◆ **Dataset entries**
»»

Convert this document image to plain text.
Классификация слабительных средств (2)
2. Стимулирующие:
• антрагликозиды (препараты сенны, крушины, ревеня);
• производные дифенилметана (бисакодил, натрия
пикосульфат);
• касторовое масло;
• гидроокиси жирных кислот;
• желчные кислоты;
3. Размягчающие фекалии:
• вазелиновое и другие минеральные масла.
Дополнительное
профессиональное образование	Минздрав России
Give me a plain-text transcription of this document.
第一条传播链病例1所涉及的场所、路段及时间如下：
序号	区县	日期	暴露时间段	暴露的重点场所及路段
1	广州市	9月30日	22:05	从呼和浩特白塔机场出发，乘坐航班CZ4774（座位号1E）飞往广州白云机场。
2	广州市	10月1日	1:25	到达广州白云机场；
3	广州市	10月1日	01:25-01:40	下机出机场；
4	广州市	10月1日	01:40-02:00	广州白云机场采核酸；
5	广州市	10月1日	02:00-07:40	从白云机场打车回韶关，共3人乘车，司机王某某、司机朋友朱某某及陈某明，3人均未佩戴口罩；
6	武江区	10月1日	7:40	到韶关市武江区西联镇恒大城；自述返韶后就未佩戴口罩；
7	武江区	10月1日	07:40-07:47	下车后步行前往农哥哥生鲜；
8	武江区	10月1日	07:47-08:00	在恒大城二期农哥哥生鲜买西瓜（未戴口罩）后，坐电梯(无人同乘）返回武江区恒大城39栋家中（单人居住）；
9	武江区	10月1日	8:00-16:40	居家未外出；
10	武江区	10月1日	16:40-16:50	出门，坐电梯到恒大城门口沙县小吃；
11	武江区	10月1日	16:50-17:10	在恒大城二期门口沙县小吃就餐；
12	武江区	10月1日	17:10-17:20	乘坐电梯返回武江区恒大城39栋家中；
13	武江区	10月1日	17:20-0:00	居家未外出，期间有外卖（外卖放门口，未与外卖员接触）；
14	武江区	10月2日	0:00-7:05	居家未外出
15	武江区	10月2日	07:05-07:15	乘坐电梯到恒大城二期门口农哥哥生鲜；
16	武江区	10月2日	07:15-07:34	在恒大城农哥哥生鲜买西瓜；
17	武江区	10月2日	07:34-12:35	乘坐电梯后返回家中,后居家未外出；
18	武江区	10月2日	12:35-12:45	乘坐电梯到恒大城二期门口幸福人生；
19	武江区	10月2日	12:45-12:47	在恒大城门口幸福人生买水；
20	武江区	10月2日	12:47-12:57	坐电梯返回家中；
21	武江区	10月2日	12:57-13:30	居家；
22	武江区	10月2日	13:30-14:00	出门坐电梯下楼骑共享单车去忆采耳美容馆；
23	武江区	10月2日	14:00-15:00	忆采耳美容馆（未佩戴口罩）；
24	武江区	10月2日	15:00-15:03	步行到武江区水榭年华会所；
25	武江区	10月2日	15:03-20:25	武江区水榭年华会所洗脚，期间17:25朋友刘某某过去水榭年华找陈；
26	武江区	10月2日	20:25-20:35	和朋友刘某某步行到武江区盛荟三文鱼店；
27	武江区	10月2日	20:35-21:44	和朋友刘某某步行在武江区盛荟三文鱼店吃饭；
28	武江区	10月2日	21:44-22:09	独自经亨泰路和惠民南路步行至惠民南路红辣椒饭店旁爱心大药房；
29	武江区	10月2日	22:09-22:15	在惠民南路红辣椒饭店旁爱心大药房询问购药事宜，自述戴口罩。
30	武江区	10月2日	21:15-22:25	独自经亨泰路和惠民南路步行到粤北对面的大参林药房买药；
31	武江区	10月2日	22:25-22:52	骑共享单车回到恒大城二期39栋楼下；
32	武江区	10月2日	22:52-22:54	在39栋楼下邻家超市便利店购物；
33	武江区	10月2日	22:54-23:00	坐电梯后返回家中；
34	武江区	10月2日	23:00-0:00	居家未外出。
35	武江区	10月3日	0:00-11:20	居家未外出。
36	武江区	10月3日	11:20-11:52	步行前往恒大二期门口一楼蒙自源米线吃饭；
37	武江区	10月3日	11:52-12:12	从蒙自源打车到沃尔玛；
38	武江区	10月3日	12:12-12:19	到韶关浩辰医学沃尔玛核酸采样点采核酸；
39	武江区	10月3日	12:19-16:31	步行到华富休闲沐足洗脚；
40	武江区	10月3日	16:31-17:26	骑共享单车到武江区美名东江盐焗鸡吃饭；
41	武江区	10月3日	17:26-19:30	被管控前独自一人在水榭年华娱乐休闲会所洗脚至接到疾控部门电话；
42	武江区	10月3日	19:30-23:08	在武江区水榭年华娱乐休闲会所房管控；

««

◆ **WORK TO DO**
Copy, from the material above, each line in which the string "document" occurs.

◆ **SOLUTION TO THE EXERCISE**
Convert this document image to plain text.
Give me a plain-text transcription of this document.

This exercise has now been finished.